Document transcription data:
______

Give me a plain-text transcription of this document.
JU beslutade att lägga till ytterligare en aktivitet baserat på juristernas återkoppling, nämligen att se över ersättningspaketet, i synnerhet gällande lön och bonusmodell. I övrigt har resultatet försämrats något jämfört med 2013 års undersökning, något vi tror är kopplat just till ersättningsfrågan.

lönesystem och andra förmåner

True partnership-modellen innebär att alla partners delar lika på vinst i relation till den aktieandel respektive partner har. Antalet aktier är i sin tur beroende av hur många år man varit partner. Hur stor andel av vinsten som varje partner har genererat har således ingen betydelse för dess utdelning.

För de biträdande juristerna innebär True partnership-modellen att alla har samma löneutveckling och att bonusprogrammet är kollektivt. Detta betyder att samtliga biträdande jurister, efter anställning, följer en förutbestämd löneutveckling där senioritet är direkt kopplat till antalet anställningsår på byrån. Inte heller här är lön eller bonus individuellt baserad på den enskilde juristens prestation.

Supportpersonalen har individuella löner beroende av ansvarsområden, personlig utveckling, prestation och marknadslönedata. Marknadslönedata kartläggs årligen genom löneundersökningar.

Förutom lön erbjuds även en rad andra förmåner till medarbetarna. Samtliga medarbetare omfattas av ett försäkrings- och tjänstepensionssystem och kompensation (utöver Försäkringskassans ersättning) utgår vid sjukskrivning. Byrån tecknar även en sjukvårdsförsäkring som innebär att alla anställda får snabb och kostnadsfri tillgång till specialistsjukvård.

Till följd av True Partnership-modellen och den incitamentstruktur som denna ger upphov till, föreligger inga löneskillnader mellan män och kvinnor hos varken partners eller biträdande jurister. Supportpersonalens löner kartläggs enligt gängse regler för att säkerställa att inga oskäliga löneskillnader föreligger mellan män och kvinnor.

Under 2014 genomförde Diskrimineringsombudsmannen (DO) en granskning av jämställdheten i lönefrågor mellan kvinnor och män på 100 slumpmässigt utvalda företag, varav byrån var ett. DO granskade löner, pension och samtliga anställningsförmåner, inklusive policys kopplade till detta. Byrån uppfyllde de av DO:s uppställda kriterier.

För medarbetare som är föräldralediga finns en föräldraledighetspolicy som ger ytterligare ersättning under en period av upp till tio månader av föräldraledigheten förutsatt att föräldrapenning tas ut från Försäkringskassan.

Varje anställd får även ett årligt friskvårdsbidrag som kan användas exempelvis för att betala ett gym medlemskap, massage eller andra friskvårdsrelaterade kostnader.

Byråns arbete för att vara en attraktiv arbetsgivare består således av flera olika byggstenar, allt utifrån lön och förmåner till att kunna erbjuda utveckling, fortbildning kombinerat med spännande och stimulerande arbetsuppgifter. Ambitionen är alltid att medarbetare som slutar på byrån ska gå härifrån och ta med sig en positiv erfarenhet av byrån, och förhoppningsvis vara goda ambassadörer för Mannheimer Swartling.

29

______

The answer must consist of each line in the entries above that includes "andra".

lönesystem och andra förmåner
Förutom lön erbjuds även en rad andra förmåner till medarbetarna. Samtliga medarbetare omfattas av ett försäkrings- och tjänstepensionssystem och kompensation (utöver Försäkringskassans ersättning) utgår vid sjukskrivning. Byrån tecknar även en sjukvårdsförsäkring som innebär att alla anställda får snabb och kostnadsfri tillgång till specialistsjukvård.
Varje anställd får även ett årligt friskvårdsbidrag som kan användas exempelvis för att betala ett gym medlemskap, massage eller andra friskvårdsrelaterade kostnader.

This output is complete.